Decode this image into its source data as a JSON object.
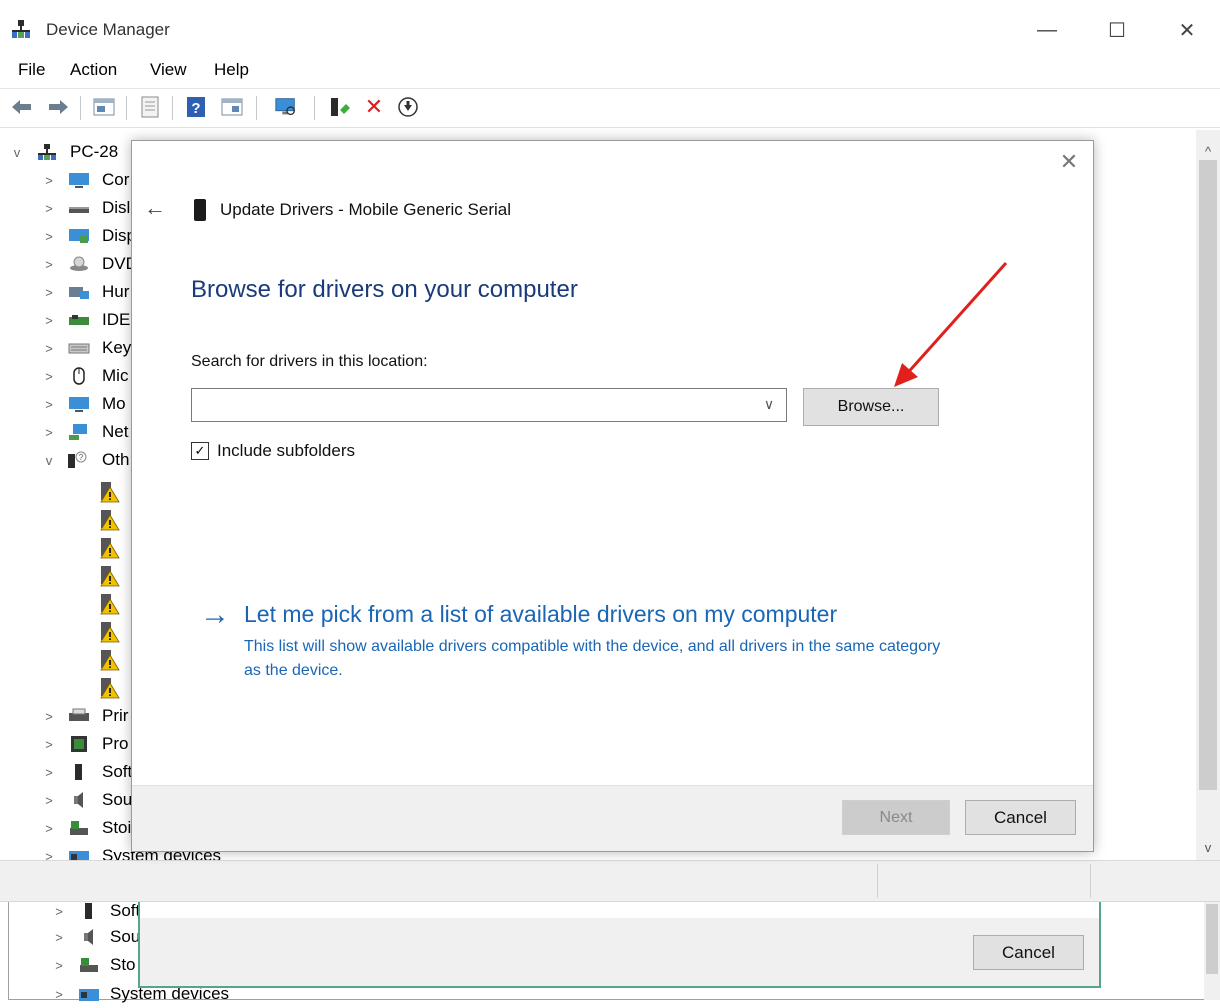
{
  "window": {
    "title": "Device Manager",
    "minimize_glyph": "—",
    "maximize_glyph": "☐",
    "close_glyph": "✕"
  },
  "menu": [
    {
      "label": "File"
    },
    {
      "label": "Action"
    },
    {
      "label": "View"
    },
    {
      "label": "Help"
    }
  ],
  "toolbar": {
    "icons": [
      "back-arrow-icon",
      "forward-arrow-icon",
      "properties-icon",
      "update-driver-icon",
      "help-icon",
      "view-icon",
      "scan-hardware-icon",
      "add-driver-icon",
      "uninstall-icon",
      "disable-icon"
    ],
    "delete_glyph": "✕"
  },
  "tree": {
    "root": {
      "label": "PC-28",
      "chevron": "v"
    },
    "items": [
      {
        "label": "Cor",
        "chevron": ">",
        "icon": "monitor-icon"
      },
      {
        "label": "Disl",
        "chevron": ">",
        "icon": "disk-icon"
      },
      {
        "label": "Disp",
        "chevron": ">",
        "icon": "display-adapter-icon"
      },
      {
        "label": "DVD",
        "chevron": ">",
        "icon": "dvd-icon"
      },
      {
        "label": "Hur",
        "chevron": ">",
        "icon": "hid-icon"
      },
      {
        "label": "IDE",
        "chevron": ">",
        "icon": "ide-icon"
      },
      {
        "label": "Key",
        "chevron": ">",
        "icon": "keyboard-icon"
      },
      {
        "label": "Mic",
        "chevron": ">",
        "icon": "mouse-icon"
      },
      {
        "label": "Mo",
        "chevron": ">",
        "icon": "monitor-icon"
      },
      {
        "label": "Net",
        "chevron": ">",
        "icon": "network-icon"
      },
      {
        "label": "Oth",
        "chevron": "v",
        "icon": "other-devices-icon"
      }
    ],
    "warning_children_count": 8,
    "items_after": [
      {
        "label": "Prir",
        "chevron": ">",
        "icon": "printer-icon"
      },
      {
        "label": "Pro",
        "chevron": ">",
        "icon": "processor-icon"
      },
      {
        "label": "Soft",
        "chevron": ">",
        "icon": "software-icon"
      },
      {
        "label": "Sou",
        "chevron": ">",
        "icon": "sound-icon"
      },
      {
        "label": "Stoi",
        "chevron": ">",
        "icon": "storage-icon"
      },
      {
        "label": "System devices",
        "chevron": ">",
        "icon": "system-devices-icon"
      }
    ]
  },
  "scrollbar": {
    "up": "^",
    "down": "v"
  },
  "dialog": {
    "close_glyph": "✕",
    "back_glyph": "←",
    "title": "Update Drivers - Mobile Generic Serial",
    "heading": "Browse for drivers on your computer",
    "search_label": "Search for drivers in this location:",
    "path_value": "",
    "combo_arrow": "∨",
    "browse_label": "Browse...",
    "include_subfolders_label": "Include subfolders",
    "include_subfolders_checked": "☑",
    "pick_arrow": "→",
    "pick_link": "Let me pick from a list of available drivers on my computer",
    "pick_desc": "This list will show available drivers compatible with the device, and all drivers in the same category as the device.",
    "next_label": "Next",
    "cancel_label": "Cancel"
  },
  "background_window": {
    "items": [
      {
        "label": "Soft",
        "chevron": ">",
        "icon": "software-icon"
      },
      {
        "label": "Sou",
        "chevron": ">",
        "icon": "sound-icon"
      },
      {
        "label": "Sto",
        "chevron": ">",
        "icon": "storage-icon"
      },
      {
        "label": "System devices",
        "chevron": ">",
        "icon": "system-devices-icon"
      }
    ],
    "cancel_label": "Cancel"
  },
  "colors": {
    "accent_link": "#1a66b5",
    "heading": "#1a3b7a",
    "annotation": "#e0201b",
    "warning": "#f2c200"
  }
}
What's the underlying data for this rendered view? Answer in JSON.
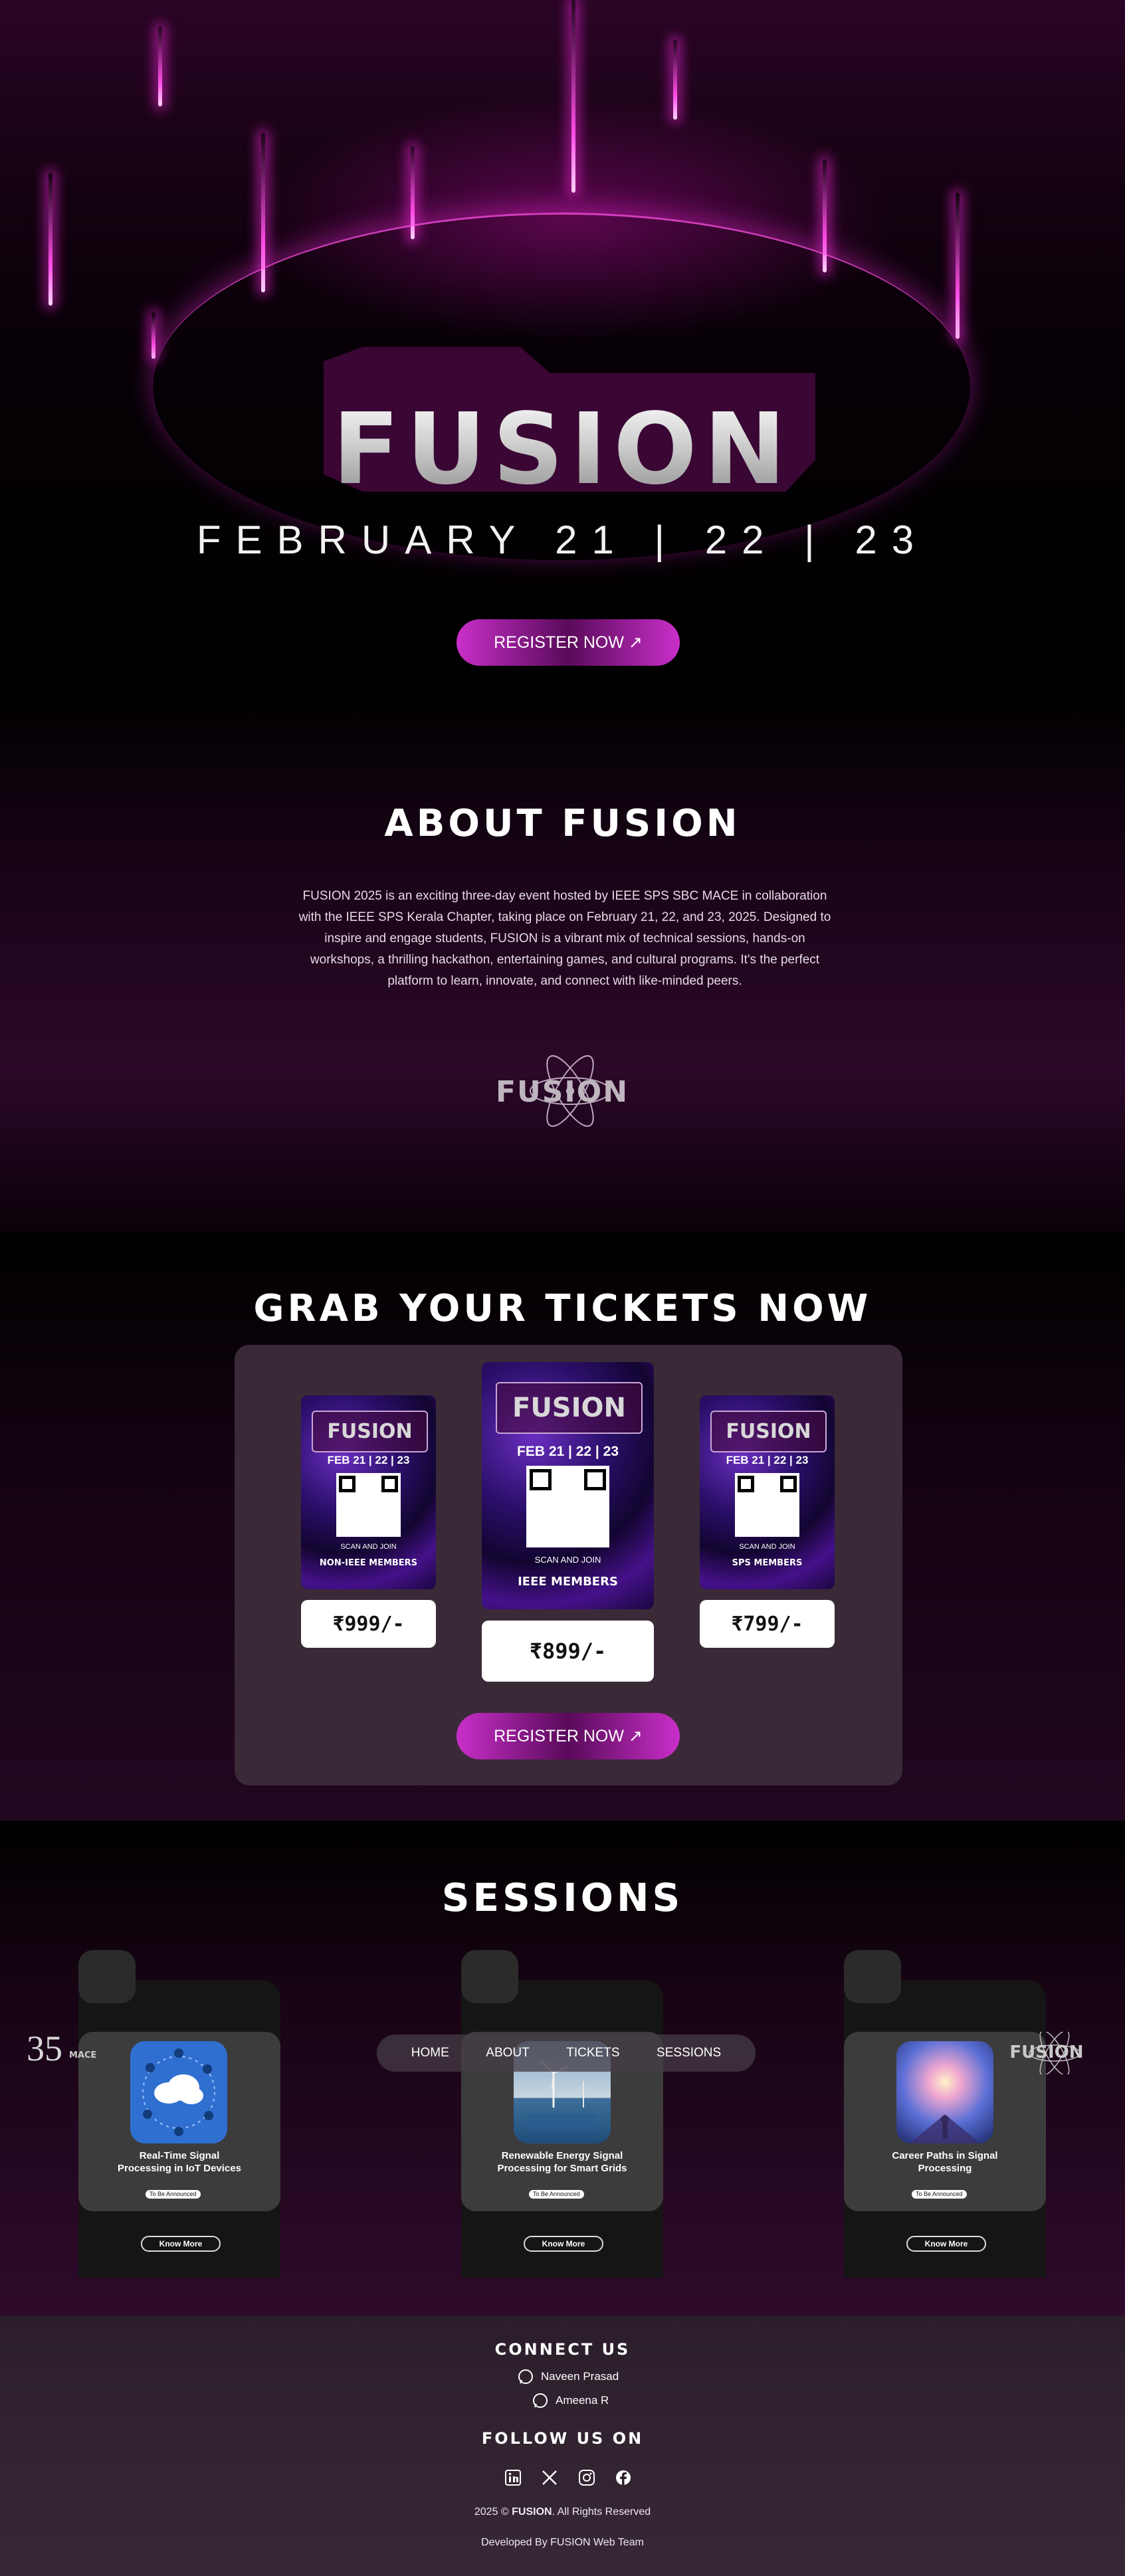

TO DO :: Leave out all images, then reproduce the entries above exactly.

COMPLETED TASK ::
Decode this image into its source data as a JSON object.
{
  "window": {
    "title": "Device Manager",
    "minimize_glyph": "—",
    "maximize_glyph": "☐",
    "close_glyph": "✕"
  },
  "menu": [
    {
      "label": "File"
    },
    {
      "label": "Action"
    },
    {
      "label": "View"
    },
    {
      "label": "Help"
    }
  ],
  "toolbar": {
    "icons": [
      "back-arrow-icon",
      "forward-arrow-icon",
      "properties-icon",
      "update-driver-icon",
      "help-icon",
      "view-icon",
      "scan-hardware-icon",
      "add-driver-icon",
      "uninstall-icon",
      "disable-icon"
    ],
    "delete_glyph": "✕"
  },
  "tree": {
    "root": {
      "label": "PC-28",
      "chevron": "v"
    },
    "items": [
      {
        "label": "Cor",
        "chevron": ">",
        "icon": "monitor-icon"
      },
      {
        "label": "Disl",
        "chevron": ">",
        "icon": "disk-icon"
      },
      {
        "label": "Disp",
        "chevron": ">",
        "icon": "display-adapter-icon"
      },
      {
        "label": "DVD",
        "chevron": ">",
        "icon": "dvd-icon"
      },
      {
        "label": "Hur",
        "chevron": ">",
        "icon": "hid-icon"
      },
      {
        "label": "IDE",
        "chevron": ">",
        "icon": "ide-icon"
      },
      {
        "label": "Key",
        "chevron": ">",
        "icon": "keyboard-icon"
      },
      {
        "label": "Mic",
        "chevron": ">",
        "icon": "mouse-icon"
      },
      {
        "label": "Mo",
        "chevron": ">",
        "icon": "monitor-icon"
      },
      {
        "label": "Net",
        "chevron": ">",
        "icon": "network-icon"
      },
      {
        "label": "Oth",
        "chevron": "v",
        "icon": "other-devices-icon"
      }
    ],
    "warning_children_count": 8,
    "items_after": [
      {
        "label": "Prir",
        "chevron": ">",
        "icon": "printer-icon"
      },
      {
        "label": "Pro",
        "chevron": ">",
        "icon": "processor-icon"
      },
      {
        "label": "Soft",
        "chevron": ">",
        "icon": "software-icon"
      },
      {
        "label": "Sou",
        "chevron": ">",
        "icon": "sound-icon"
      },
      {
        "label": "Stoi",
        "chevron": ">",
        "icon": "storage-icon"
      },
      {
        "label": "System devices",
        "chevron": ">",
        "icon": "system-devices-icon"
      }
    ]
  },
  "scrollbar": {
    "up": "^",
    "down": "v"
  },
  "dialog": {
    "close_glyph": "✕",
    "back_glyph": "←",
    "title": "Update Drivers - Mobile Generic Serial",
    "heading": "Browse for drivers on your computer",
    "search_label": "Search for drivers in this location:",
    "path_value": "",
    "combo_arrow": "∨",
    "browse_label": "Browse...",
    "include_subfolders_label": "Include subfolders",
    "include_subfolders_checked": "☑",
    "pick_arrow": "→",
    "pick_link": "Let me pick from a list of available drivers on my computer",
    "pick_desc": "This list will show available drivers compatible with the device, and all drivers in the same category as the device.",
    "next_label": "Next",
    "cancel_label": "Cancel"
  },
  "background_window": {
    "items": [
      {
        "label": "Soft",
        "chevron": ">",
        "icon": "software-icon"
      },
      {
        "label": "Sou",
        "chevron": ">",
        "icon": "sound-icon"
      },
      {
        "label": "Sto",
        "chevron": ">",
        "icon": "storage-icon"
      },
      {
        "label": "System devices",
        "chevron": ">",
        "icon": "system-devices-icon"
      }
    ],
    "cancel_label": "Cancel"
  },
  "colors": {
    "accent_link": "#1a66b5",
    "heading": "#1a3b7a",
    "annotation": "#e0201b",
    "warning": "#f2c200"
  }
}
What's the underlying data for this rendered view? Answer in JSON.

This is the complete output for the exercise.